Stated problem — Copy the following rows verbatim, omitting the pictures from your copy.
===== Record excerpts
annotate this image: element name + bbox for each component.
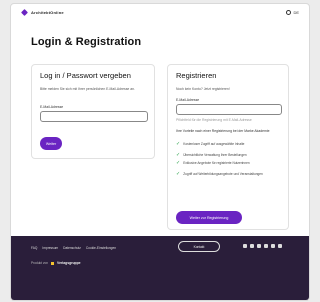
brand-name: ArchitektOnline <box>31 9 64 15</box>
page-title: Login & Registration <box>31 36 142 48</box>
register-card: Registrieren Noch kein Konto? Jetzt regi… <box>167 64 289 230</box>
benefit-item: ✓ Übersichtliche Verwaltung Ihrer Bestel… <box>176 152 247 158</box>
register-submit-button[interactable]: Weiter zur Registrierung <box>176 211 242 224</box>
benefit-item: ✓ Kostenloser Zugriff auf ausgewählte In… <box>176 141 245 147</box>
login-email-field[interactable] <box>40 111 148 122</box>
publisher-logo-icon <box>51 261 55 265</box>
facebook-icon[interactable] <box>243 244 247 248</box>
benefit-item: ✓ Exklusive Angebote für registrierte Nu… <box>176 160 250 166</box>
register-intro: Noch kein Konto? Jetzt registrieren! <box>176 87 230 91</box>
footer-link[interactable]: Datenschutz <box>63 246 81 250</box>
register-email-field[interactable] <box>176 104 282 115</box>
footer-link[interactable]: Impressum <box>42 246 58 250</box>
login-title: Log in / Passwort vergeben <box>40 71 131 80</box>
benefits-title: Ihre Vorteile nach einer Registrierung b… <box>176 129 270 133</box>
youtube-icon[interactable] <box>271 244 275 248</box>
footer-note-brand[interactable]: Verlagsgruppe <box>57 261 81 265</box>
social-links <box>243 244 282 248</box>
globe-icon <box>286 9 292 15</box>
footer-note-prefix: Produkt von <box>31 261 49 265</box>
page-frame: ArchitektOnline DE Login & Registration … <box>10 3 310 301</box>
checkmark-icon: ✓ <box>176 160 181 166</box>
footer-links: FAQ Impressum Datenschutz Cookie-Einstel… <box>31 246 116 250</box>
benefit-item: ✓ Zugriff auf Weiterbildungsangebote und… <box>176 171 263 177</box>
xing-icon[interactable] <box>264 244 268 248</box>
linkedin-icon[interactable] <box>257 244 261 248</box>
language-label: DE <box>293 9 299 15</box>
footer-link[interactable]: Cookie-Einstellungen <box>86 246 116 250</box>
register-email-hint: Pflichtfeld für die Registrierung mit E-… <box>176 118 252 122</box>
register-title: Registrieren <box>176 71 217 80</box>
checkmark-icon: ✓ <box>176 152 181 158</box>
login-submit-button[interactable]: Weiter <box>40 137 62 150</box>
footer-note: Produkt von Verlagsgruppe <box>31 261 81 265</box>
contact-button[interactable]: Kontakt <box>178 241 220 252</box>
footer: FAQ Impressum Datenschutz Cookie-Einstel… <box>11 236 309 300</box>
login-card: Log in / Passwort vergeben Bitte melden … <box>31 64 155 159</box>
login-email-label: E-Mail-Adresse <box>40 105 64 109</box>
instagram-icon[interactable] <box>250 244 254 248</box>
footer-link[interactable]: FAQ <box>31 246 37 250</box>
login-description: Bitte melden Sie sich mit Ihrer persönli… <box>40 87 135 91</box>
checkmark-icon: ✓ <box>176 141 181 147</box>
rss-icon[interactable] <box>278 244 282 248</box>
language-switcher[interactable]: DE <box>286 9 299 15</box>
checkmark-icon: ✓ <box>176 171 181 177</box>
top-bar: ArchitektOnline DE <box>11 4 309 20</box>
brand-icon <box>21 8 28 16</box>
register-email-label: E-Mail-Adresse <box>176 98 200 102</box>
brand-logo[interactable]: ArchitektOnline <box>21 8 64 16</box>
==========
Solved problem —
annotate this image: element name + bbox for each component.
brand-name: ArchitektOnline <box>31 9 64 15</box>
page-title: Login & Registration <box>31 36 142 48</box>
register-card: Registrieren Noch kein Konto? Jetzt regi… <box>167 64 289 230</box>
benefit-item: ✓ Übersichtliche Verwaltung Ihrer Bestel… <box>176 152 247 158</box>
register-submit-button[interactable]: Weiter zur Registrierung <box>176 211 242 224</box>
benefit-item: ✓ Kostenloser Zugriff auf ausgewählte In… <box>176 141 245 147</box>
login-email-field[interactable] <box>40 111 148 122</box>
publisher-logo-icon <box>51 261 55 265</box>
facebook-icon[interactable] <box>243 244 247 248</box>
benefit-item: ✓ Exklusive Angebote für registrierte Nu… <box>176 160 250 166</box>
register-intro: Noch kein Konto? Jetzt registrieren! <box>176 87 230 91</box>
footer-link[interactable]: Datenschutz <box>63 246 81 250</box>
register-email-field[interactable] <box>176 104 282 115</box>
footer-link[interactable]: Impressum <box>42 246 58 250</box>
login-title: Log in / Passwort vergeben <box>40 71 131 80</box>
benefits-title: Ihre Vorteile nach einer Registrierung b… <box>176 129 270 133</box>
youtube-icon[interactable] <box>271 244 275 248</box>
footer-note-brand[interactable]: Verlagsgruppe <box>57 261 81 265</box>
social-links <box>243 244 282 248</box>
globe-icon <box>286 9 292 15</box>
footer-note-prefix: Produkt von <box>31 261 49 265</box>
page-frame: ArchitektOnline DE Login & Registration … <box>10 3 310 301</box>
checkmark-icon: ✓ <box>176 160 181 166</box>
footer-links: FAQ Impressum Datenschutz Cookie-Einstel… <box>31 246 116 250</box>
benefit-item: ✓ Zugriff auf Weiterbildungsangebote und… <box>176 171 263 177</box>
xing-icon[interactable] <box>264 244 268 248</box>
linkedin-icon[interactable] <box>257 244 261 248</box>
language-label: DE <box>293 9 299 15</box>
footer-link[interactable]: Cookie-Einstellungen <box>86 246 116 250</box>
register-email-hint: Pflichtfeld für die Registrierung mit E-… <box>176 118 252 122</box>
register-title: Registrieren <box>176 71 217 80</box>
checkmark-icon: ✓ <box>176 152 181 158</box>
login-submit-button[interactable]: Weiter <box>40 137 62 150</box>
footer-note: Produkt von Verlagsgruppe <box>31 261 81 265</box>
contact-button[interactable]: Kontakt <box>178 241 220 252</box>
footer: FAQ Impressum Datenschutz Cookie-Einstel… <box>11 236 309 300</box>
login-card: Log in / Passwort vergeben Bitte melden … <box>31 64 155 159</box>
login-email-label: E-Mail-Adresse <box>40 105 64 109</box>
instagram-icon[interactable] <box>250 244 254 248</box>
footer-link[interactable]: FAQ <box>31 246 37 250</box>
login-description: Bitte melden Sie sich mit Ihrer persönli… <box>40 87 135 91</box>
checkmark-icon: ✓ <box>176 141 181 147</box>
rss-icon[interactable] <box>278 244 282 248</box>
language-switcher[interactable]: DE <box>286 9 299 15</box>
checkmark-icon: ✓ <box>176 171 181 177</box>
top-bar: ArchitektOnline DE <box>11 4 309 20</box>
brand-icon <box>21 8 28 16</box>
register-email-label: E-Mail-Adresse <box>176 98 200 102</box>
brand-logo[interactable]: ArchitektOnline <box>21 8 64 16</box>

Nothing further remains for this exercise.